__WORK REQUEST__. From the listing below, copy each line where "recettoriale" occurs.

__GIVEN RECORDS__.
┄┄┄┄┄┄┄┄┄┄┄┄┄┄┄┄┄┄┄┄

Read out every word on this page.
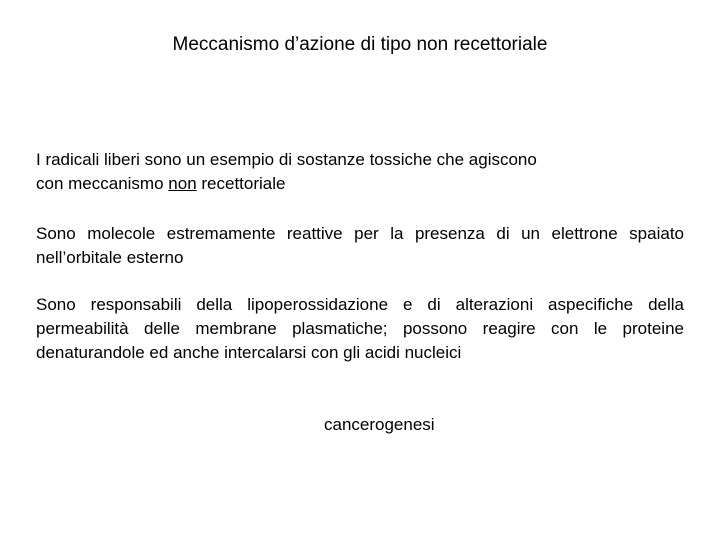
Meccanismo d’azione di tipo non recettoriale
I radicali liberi sono un esempio di sostanze tossiche che agiscono
con meccanismo non recettoriale
Sono molecole estremamente reattive per la presenza di un elettrone spaiato nell’orbitale esterno
Sono responsabili della lipoperossidazione e di alterazioni aspecifiche della permeabilità delle membrane plasmatiche; possono reagire con le proteine denaturandole ed anche intercalarsi con gli acidi nucleici
cancerogenesi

┄┄┄┄┄┄┄┄┄┄┄┄┄┄┄┄┄┄┄┄

__RESPONSE BELOW__.
Meccanismo d’azione di tipo non recettoriale
con meccanismo non recettoriale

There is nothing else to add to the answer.